- [Exercise requirements]
Give back the entire listing verbatim.

- [Available records]
* * * *
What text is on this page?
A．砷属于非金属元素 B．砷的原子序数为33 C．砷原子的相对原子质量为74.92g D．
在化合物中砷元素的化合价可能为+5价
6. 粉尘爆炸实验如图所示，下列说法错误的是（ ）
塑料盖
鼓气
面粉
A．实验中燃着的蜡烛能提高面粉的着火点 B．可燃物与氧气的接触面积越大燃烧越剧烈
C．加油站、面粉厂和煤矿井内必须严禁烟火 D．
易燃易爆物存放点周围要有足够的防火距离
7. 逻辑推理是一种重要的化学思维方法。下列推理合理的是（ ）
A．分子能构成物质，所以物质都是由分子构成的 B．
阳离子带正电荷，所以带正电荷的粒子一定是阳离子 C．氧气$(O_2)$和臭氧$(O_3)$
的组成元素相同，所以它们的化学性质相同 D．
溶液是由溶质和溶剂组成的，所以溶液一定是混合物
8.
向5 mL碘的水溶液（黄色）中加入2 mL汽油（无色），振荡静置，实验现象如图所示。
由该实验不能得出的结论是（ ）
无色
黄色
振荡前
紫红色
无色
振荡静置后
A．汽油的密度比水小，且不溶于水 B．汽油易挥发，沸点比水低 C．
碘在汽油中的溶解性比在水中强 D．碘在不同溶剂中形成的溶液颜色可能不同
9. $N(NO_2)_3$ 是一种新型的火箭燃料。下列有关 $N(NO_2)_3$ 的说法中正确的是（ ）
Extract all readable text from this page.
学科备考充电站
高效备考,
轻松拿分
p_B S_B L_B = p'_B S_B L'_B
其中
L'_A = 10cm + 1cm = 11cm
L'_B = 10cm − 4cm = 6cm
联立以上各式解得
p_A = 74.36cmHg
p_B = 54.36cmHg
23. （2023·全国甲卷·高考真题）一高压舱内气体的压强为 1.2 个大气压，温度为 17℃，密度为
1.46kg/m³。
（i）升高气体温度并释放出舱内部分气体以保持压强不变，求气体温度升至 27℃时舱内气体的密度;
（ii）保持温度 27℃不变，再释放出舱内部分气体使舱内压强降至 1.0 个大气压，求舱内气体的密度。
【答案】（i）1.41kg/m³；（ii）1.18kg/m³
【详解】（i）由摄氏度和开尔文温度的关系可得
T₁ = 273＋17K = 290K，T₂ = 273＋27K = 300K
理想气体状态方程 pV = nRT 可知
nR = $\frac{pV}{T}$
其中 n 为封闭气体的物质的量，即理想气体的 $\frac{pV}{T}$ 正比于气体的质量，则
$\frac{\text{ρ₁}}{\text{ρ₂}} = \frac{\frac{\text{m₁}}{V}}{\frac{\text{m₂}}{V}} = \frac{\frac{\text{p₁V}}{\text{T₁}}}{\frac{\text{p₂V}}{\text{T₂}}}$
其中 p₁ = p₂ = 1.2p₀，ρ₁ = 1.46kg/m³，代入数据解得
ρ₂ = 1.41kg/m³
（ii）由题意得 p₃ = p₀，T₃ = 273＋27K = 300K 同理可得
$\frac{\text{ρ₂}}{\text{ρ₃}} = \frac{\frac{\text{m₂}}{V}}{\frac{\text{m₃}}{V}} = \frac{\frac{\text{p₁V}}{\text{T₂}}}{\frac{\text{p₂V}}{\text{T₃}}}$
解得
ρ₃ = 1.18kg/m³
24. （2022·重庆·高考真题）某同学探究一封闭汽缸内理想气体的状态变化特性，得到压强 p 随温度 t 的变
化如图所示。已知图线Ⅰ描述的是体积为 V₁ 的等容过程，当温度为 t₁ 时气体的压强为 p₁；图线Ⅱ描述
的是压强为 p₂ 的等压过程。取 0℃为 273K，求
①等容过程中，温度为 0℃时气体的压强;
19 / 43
* * * *
- [Correct response]
What text is on this page?
A．砷属于非金属元素 B．砷的原子序数为33 C．砷原子的相对原子质量为74.92g D．
在化合物中砷元素的化合价可能为+5价
6. 粉尘爆炸实验如图所示，下列说法错误的是（ ）
塑料盖
鼓气
面粉
A．实验中燃着的蜡烛能提高面粉的着火点 B．可燃物与氧气的接触面积越大燃烧越剧烈
C．加油站、面粉厂和煤矿井内必须严禁烟火 D．
易燃易爆物存放点周围要有足够的防火距离
7. 逻辑推理是一种重要的化学思维方法。下列推理合理的是（ ）
A．分子能构成物质，所以物质都是由分子构成的 B．
阳离子带正电荷，所以带正电荷的粒子一定是阳离子 C．氧气$(O_2)$和臭氧$(O_3)$
的组成元素相同，所以它们的化学性质相同 D．
溶液是由溶质和溶剂组成的，所以溶液一定是混合物
8.
向5 mL碘的水溶液（黄色）中加入2 mL汽油（无色），振荡静置，实验现象如图所示。
由该实验不能得出的结论是（ ）
无色
黄色
振荡前
紫红色
无色
振荡静置后
A．汽油的密度比水小，且不溶于水 B．汽油易挥发，沸点比水低 C．
碘在汽油中的溶解性比在水中强 D．碘在不同溶剂中形成的溶液颜色可能不同
9. $N(NO_2)_3$ 是一种新型的火箭燃料。下列有关 $N(NO_2)_3$ 的说法中正确的是（ ）
Extract all readable text from this page.
学科备考充电站
高效备考,
轻松拿分
p_B S_B L_B = p'_B S_B L'_B
其中
L'_A = 10cm + 1cm = 11cm
L'_B = 10cm − 4cm = 6cm
联立以上各式解得
p_A = 74.36cmHg
p_B = 54.36cmHg
23. （2023·全国甲卷·高考真题）一高压舱内气体的压强为 1.2 个大气压，温度为 17℃，密度为
1.46kg/m³。
（i）升高气体温度并释放出舱内部分气体以保持压强不变，求气体温度升至 27℃时舱内气体的密度;
（ii）保持温度 27℃不变，再释放出舱内部分气体使舱内压强降至 1.0 个大气压，求舱内气体的密度。
【答案】（i）1.41kg/m³；（ii）1.18kg/m³
【详解】（i）由摄氏度和开尔文温度的关系可得
T₁ = 273＋17K = 290K，T₂ = 273＋27K = 300K
理想气体状态方程 pV = nRT 可知
nR = $\frac{pV}{T}$
其中 n 为封闭气体的物质的量，即理想气体的 $\frac{pV}{T}$ 正比于气体的质量，则
$\frac{\text{ρ₁}}{\text{ρ₂}} = \frac{\frac{\text{m₁}}{V}}{\frac{\text{m₂}}{V}} = \frac{\frac{\text{p₁V}}{\text{T₁}}}{\frac{\text{p₂V}}{\text{T₂}}}$
其中 p₁ = p₂ = 1.2p₀，ρ₁ = 1.46kg/m³，代入数据解得
ρ₂ = 1.41kg/m³
（ii）由题意得 p₃ = p₀，T₃ = 273＋27K = 300K 同理可得
$\frac{\text{ρ₂}}{\text{ρ₃}} = \frac{\frac{\text{m₂}}{V}}{\frac{\text{m₃}}{V}} = \frac{\frac{\text{p₁V}}{\text{T₂}}}{\frac{\text{p₂V}}{\text{T₃}}}$
解得
ρ₃ = 1.18kg/m³
24. （2022·重庆·高考真题）某同学探究一封闭汽缸内理想气体的状态变化特性，得到压强 p 随温度 t 的变
化如图所示。已知图线Ⅰ描述的是体积为 V₁ 的等容过程，当温度为 t₁ 时气体的压强为 p₁；图线Ⅱ描述
的是压强为 p₂ 的等压过程。取 0℃为 273K，求
①等容过程中，温度为 0℃时气体的压强;
19 / 43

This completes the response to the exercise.